When you reach the entries, transcribe each one exactly.

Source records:
=-=-=

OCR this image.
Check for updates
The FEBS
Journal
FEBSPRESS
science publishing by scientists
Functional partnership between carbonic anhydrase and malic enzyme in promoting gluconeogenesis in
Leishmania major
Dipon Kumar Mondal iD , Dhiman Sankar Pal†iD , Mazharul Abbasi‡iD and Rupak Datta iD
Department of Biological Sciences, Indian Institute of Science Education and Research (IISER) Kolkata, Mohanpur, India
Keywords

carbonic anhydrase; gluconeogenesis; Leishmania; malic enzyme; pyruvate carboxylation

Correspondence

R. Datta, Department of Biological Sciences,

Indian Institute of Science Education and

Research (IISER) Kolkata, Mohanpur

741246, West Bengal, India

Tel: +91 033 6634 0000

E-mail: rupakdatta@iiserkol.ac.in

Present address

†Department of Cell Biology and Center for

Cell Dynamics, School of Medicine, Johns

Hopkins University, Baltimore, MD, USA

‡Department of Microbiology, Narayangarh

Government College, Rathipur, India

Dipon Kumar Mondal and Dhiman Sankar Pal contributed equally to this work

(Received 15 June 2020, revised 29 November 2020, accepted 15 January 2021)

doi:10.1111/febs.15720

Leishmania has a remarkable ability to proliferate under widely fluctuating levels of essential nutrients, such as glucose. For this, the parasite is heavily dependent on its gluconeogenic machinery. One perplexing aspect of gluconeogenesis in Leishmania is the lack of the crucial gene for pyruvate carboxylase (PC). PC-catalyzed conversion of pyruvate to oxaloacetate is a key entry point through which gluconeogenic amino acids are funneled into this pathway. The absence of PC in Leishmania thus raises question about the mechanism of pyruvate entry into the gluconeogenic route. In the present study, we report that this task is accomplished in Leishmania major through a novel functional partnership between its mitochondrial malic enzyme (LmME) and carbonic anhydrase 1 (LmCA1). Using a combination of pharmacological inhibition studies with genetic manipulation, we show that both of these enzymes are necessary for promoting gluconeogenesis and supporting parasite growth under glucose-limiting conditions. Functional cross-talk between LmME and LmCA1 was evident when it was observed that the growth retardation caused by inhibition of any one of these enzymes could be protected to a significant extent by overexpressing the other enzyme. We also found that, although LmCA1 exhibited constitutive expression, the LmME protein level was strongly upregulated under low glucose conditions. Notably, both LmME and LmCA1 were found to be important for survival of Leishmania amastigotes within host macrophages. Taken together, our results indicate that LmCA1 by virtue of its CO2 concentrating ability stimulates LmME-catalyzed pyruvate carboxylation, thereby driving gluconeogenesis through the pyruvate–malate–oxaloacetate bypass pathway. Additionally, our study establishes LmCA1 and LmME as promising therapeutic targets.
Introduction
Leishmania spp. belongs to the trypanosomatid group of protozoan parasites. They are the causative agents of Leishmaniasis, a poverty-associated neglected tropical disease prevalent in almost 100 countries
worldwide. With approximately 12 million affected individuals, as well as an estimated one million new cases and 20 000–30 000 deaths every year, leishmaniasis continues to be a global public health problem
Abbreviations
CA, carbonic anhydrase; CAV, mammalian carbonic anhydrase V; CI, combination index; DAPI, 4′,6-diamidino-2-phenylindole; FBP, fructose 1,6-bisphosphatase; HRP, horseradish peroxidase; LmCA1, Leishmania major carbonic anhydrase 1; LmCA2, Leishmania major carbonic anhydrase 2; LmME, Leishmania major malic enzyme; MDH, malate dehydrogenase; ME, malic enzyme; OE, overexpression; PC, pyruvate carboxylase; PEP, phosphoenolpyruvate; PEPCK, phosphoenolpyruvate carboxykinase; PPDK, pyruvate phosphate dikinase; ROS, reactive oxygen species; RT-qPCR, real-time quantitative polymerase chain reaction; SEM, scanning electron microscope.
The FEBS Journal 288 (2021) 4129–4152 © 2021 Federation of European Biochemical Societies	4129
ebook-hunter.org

=-=-=

TASK RESULT:
OCR this image.
Check for updates
The FEBS
Journal
FEBSPRESS
science publishing by scientists
Functional partnership between carbonic anhydrase and malic enzyme in promoting gluconeogenesis in
Leishmania major
Dipon Kumar Mondal iD , Dhiman Sankar Pal†iD , Mazharul Abbasi‡iD and Rupak Datta iD
Department of Biological Sciences, Indian Institute of Science Education and Research (IISER) Kolkata, Mohanpur, India
Keywords

carbonic anhydrase; gluconeogenesis; Leishmania; malic enzyme; pyruvate carboxylation

Correspondence

R. Datta, Department of Biological Sciences,

Indian Institute of Science Education and

Research (IISER) Kolkata, Mohanpur

741246, West Bengal, India

Tel: +91 033 6634 0000

E-mail: rupakdatta@iiserkol.ac.in

Present address

†Department of Cell Biology and Center for

Cell Dynamics, School of Medicine, Johns

Hopkins University, Baltimore, MD, USA

‡Department of Microbiology, Narayangarh

Government College, Rathipur, India

Dipon Kumar Mondal and Dhiman Sankar Pal contributed equally to this work

(Received 15 June 2020, revised 29 November 2020, accepted 15 January 2021)

doi:10.1111/febs.15720

Leishmania has a remarkable ability to proliferate under widely fluctuating levels of essential nutrients, such as glucose. For this, the parasite is heavily dependent on its gluconeogenic machinery. One perplexing aspect of gluconeogenesis in Leishmania is the lack of the crucial gene for pyruvate carboxylase (PC). PC-catalyzed conversion of pyruvate to oxaloacetate is a key entry point through which gluconeogenic amino acids are funneled into this pathway. The absence of PC in Leishmania thus raises question about the mechanism of pyruvate entry into the gluconeogenic route. In the present study, we report that this task is accomplished in Leishmania major through a novel functional partnership between its mitochondrial malic enzyme (LmME) and carbonic anhydrase 1 (LmCA1). Using a combination of pharmacological inhibition studies with genetic manipulation, we show that both of these enzymes are necessary for promoting gluconeogenesis and supporting parasite growth under glucose-limiting conditions. Functional cross-talk between LmME and LmCA1 was evident when it was observed that the growth retardation caused by inhibition of any one of these enzymes could be protected to a significant extent by overexpressing the other enzyme. We also found that, although LmCA1 exhibited constitutive expression, the LmME protein level was strongly upregulated under low glucose conditions. Notably, both LmME and LmCA1 were found to be important for survival of Leishmania amastigotes within host macrophages. Taken together, our results indicate that LmCA1 by virtue of its CO2 concentrating ability stimulates LmME-catalyzed pyruvate carboxylation, thereby driving gluconeogenesis through the pyruvate–malate–oxaloacetate bypass pathway. Additionally, our study establishes LmCA1 and LmME as promising therapeutic targets.
Introduction
Leishmania spp. belongs to the trypanosomatid group of protozoan parasites. They are the causative agents of Leishmaniasis, a poverty-associated neglected tropical disease prevalent in almost 100 countries
worldwide. With approximately 12 million affected individuals, as well as an estimated one million new cases and 20 000–30 000 deaths every year, leishmaniasis continues to be a global public health problem
Abbreviations
CA, carbonic anhydrase; CAV, mammalian carbonic anhydrase V; CI, combination index; DAPI, 4′,6-diamidino-2-phenylindole; FBP, fructose 1,6-bisphosphatase; HRP, horseradish peroxidase; LmCA1, Leishmania major carbonic anhydrase 1; LmCA2, Leishmania major carbonic anhydrase 2; LmME, Leishmania major malic enzyme; MDH, malate dehydrogenase; ME, malic enzyme; OE, overexpression; PC, pyruvate carboxylase; PEP, phosphoenolpyruvate; PEPCK, phosphoenolpyruvate carboxykinase; PPDK, pyruvate phosphate dikinase; ROS, reactive oxygen species; RT-qPCR, real-time quantitative polymerase chain reaction; SEM, scanning electron microscope.
The FEBS Journal 288 (2021) 4129–4152 © 2021 Federation of European Biochemical Societies	4129
ebook-hunter.org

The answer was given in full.